Problem to work on
All of the material below is to be retyped exactly.

(Dataset records)

•••

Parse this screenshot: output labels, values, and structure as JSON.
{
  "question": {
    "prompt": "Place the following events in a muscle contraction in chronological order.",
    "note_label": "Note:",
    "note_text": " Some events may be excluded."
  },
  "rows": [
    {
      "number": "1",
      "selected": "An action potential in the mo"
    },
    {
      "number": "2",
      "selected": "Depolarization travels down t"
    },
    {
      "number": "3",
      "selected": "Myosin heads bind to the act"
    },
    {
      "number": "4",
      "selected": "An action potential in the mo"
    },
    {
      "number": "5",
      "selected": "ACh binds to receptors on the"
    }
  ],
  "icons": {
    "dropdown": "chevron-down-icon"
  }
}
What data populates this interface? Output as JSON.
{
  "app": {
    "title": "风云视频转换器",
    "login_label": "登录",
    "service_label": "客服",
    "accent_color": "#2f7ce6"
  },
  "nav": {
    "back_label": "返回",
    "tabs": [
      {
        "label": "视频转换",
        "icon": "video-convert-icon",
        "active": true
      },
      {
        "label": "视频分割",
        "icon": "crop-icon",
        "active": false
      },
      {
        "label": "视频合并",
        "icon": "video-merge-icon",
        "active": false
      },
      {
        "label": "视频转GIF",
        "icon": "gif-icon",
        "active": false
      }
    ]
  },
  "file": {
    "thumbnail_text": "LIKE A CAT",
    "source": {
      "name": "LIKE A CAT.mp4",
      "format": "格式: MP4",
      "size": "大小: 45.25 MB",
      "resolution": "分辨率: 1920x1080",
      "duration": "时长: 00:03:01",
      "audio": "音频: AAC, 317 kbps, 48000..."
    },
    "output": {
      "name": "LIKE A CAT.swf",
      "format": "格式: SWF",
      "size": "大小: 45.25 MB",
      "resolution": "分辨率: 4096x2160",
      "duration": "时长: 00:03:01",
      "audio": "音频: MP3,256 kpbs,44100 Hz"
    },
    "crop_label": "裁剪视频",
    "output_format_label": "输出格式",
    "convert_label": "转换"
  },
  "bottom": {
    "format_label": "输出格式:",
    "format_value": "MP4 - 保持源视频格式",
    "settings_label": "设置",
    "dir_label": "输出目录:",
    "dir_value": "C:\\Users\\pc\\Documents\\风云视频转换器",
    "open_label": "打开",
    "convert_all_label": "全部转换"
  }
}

•••

Written answer
Parse this screenshot: output labels, values, and structure as JSON.
{
  "question": {
    "prompt": "Place the following events in a muscle contraction in chronological order.",
    "note_label": "Note:",
    "note_text": " Some events may be excluded."
  },
  "rows": [
    {
      "number": "1",
      "selected": "An action potential in the mo"
    },
    {
      "number": "2",
      "selected": "Depolarization travels down t"
    },
    {
      "number": "3",
      "selected": "Myosin heads bind to the act"
    },
    {
      "number": "4",
      "selected": "An action potential in the mo"
    },
    {
      "number": "5",
      "selected": "ACh binds to receptors on the"
    }
  ],
  "icons": {
    "dropdown": "chevron-down-icon"
  }
}
What data populates this interface? Output as JSON.
{
  "app": {
    "title": "风云视频转换器",
    "login_label": "登录",
    "service_label": "客服",
    "accent_color": "#2f7ce6"
  },
  "nav": {
    "back_label": "返回",
    "tabs": [
      {
        "label": "视频转换",
        "icon": "video-convert-icon",
        "active": true
      },
      {
        "label": "视频分割",
        "icon": "crop-icon",
        "active": false
      },
      {
        "label": "视频合并",
        "icon": "video-merge-icon",
        "active": false
      },
      {
        "label": "视频转GIF",
        "icon": "gif-icon",
        "active": false
      }
    ]
  },
  "file": {
    "thumbnail_text": "LIKE A CAT",
    "source": {
      "name": "LIKE A CAT.mp4",
      "format": "格式: MP4",
      "size": "大小: 45.25 MB",
      "resolution": "分辨率: 1920x1080",
      "duration": "时长: 00:03:01",
      "audio": "音频: AAC, 317 kbps, 48000..."
    },
    "output": {
      "name": "LIKE A CAT.swf",
      "format": "格式: SWF",
      "size": "大小: 45.25 MB",
      "resolution": "分辨率: 4096x2160",
      "duration": "时长: 00:03:01",
      "audio": "音频: MP3,256 kpbs,44100 Hz"
    },
    "crop_label": "裁剪视频",
    "output_format_label": "输出格式",
    "convert_label": "转换"
  },
  "bottom": {
    "format_label": "输出格式:",
    "format_value": "MP4 - 保持源视频格式",
    "settings_label": "设置",
    "dir_label": "输出目录:",
    "dir_value": "C:\\Users\\pc\\Documents\\风云视频转换器",
    "open_label": "打开",
    "convert_all_label": "全部转换"
  }
}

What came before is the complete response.